--- DATASET CONTENT ---

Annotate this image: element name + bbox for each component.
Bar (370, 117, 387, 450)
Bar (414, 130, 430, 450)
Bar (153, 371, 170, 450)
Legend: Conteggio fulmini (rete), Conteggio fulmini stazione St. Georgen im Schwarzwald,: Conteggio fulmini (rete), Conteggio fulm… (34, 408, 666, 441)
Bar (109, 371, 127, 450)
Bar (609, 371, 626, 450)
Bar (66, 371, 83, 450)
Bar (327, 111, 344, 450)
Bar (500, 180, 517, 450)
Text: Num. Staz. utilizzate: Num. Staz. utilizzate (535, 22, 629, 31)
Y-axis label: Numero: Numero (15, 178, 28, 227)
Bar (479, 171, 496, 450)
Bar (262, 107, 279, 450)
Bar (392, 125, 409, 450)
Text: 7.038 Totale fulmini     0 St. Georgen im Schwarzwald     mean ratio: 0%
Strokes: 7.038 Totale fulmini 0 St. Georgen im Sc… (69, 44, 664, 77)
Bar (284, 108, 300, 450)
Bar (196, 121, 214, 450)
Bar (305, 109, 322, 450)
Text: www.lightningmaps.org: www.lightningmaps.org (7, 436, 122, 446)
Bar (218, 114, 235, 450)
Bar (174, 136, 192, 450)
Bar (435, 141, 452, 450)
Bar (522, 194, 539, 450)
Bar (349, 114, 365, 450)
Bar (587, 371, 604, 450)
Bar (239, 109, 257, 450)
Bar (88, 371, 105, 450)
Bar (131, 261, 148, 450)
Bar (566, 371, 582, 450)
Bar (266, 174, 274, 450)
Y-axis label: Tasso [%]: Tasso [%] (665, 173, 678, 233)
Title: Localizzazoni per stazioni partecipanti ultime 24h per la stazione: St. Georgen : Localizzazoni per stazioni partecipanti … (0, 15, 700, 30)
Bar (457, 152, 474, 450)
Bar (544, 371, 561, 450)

---

■ WHAT THE TASK ASKS ■
Switch "Numero" to "Quantità" throughout the items above and write them all out again with nothing else changed.

■ THE ANSWER ■
Annotate this image: element name + bbox for each component.
Bar (370, 117, 387, 450)
Bar (414, 130, 430, 450)
Bar (153, 371, 170, 450)
Legend: Conteggio fulmini (rete), Conteggio fulmini stazione St. Georgen im Schwarzwald,: Conteggio fulmini (rete), Conteggio fulm… (34, 408, 666, 441)
Bar (109, 371, 127, 450)
Bar (609, 371, 626, 450)
Bar (66, 371, 83, 450)
Bar (327, 111, 344, 450)
Bar (500, 180, 517, 450)
Text: Num. Staz. utilizzate: Num. Staz. utilizzate (535, 22, 629, 31)
Y-axis label: Quantità: Quantità (15, 178, 28, 227)
Bar (479, 171, 496, 450)
Bar (262, 107, 279, 450)
Bar (392, 125, 409, 450)
Text: 7.038 Totale fulmini     0 St. Georgen im Schwarzwald     mean ratio: 0%
Strokes: 7.038 Totale fulmini 0 St. Georgen im Sc… (69, 44, 664, 77)
Bar (284, 108, 300, 450)
Bar (196, 121, 214, 450)
Bar (305, 109, 322, 450)
Text: www.lightningmaps.org: www.lightningmaps.org (7, 436, 122, 446)
Bar (218, 114, 235, 450)
Bar (174, 136, 192, 450)
Bar (435, 141, 452, 450)
Bar (522, 194, 539, 450)
Bar (349, 114, 365, 450)
Bar (587, 371, 604, 450)
Bar (239, 109, 257, 450)
Bar (88, 371, 105, 450)
Bar (131, 261, 148, 450)
Bar (566, 371, 582, 450)
Bar (266, 174, 274, 450)
Y-axis label: Tasso [%]: Tasso [%] (665, 173, 678, 233)
Title: Localizzazoni per stazioni partecipanti ultime 24h per la stazione: St. Georgen : Localizzazoni per stazioni partecipanti … (0, 15, 700, 30)
Bar (457, 152, 474, 450)
Bar (544, 371, 561, 450)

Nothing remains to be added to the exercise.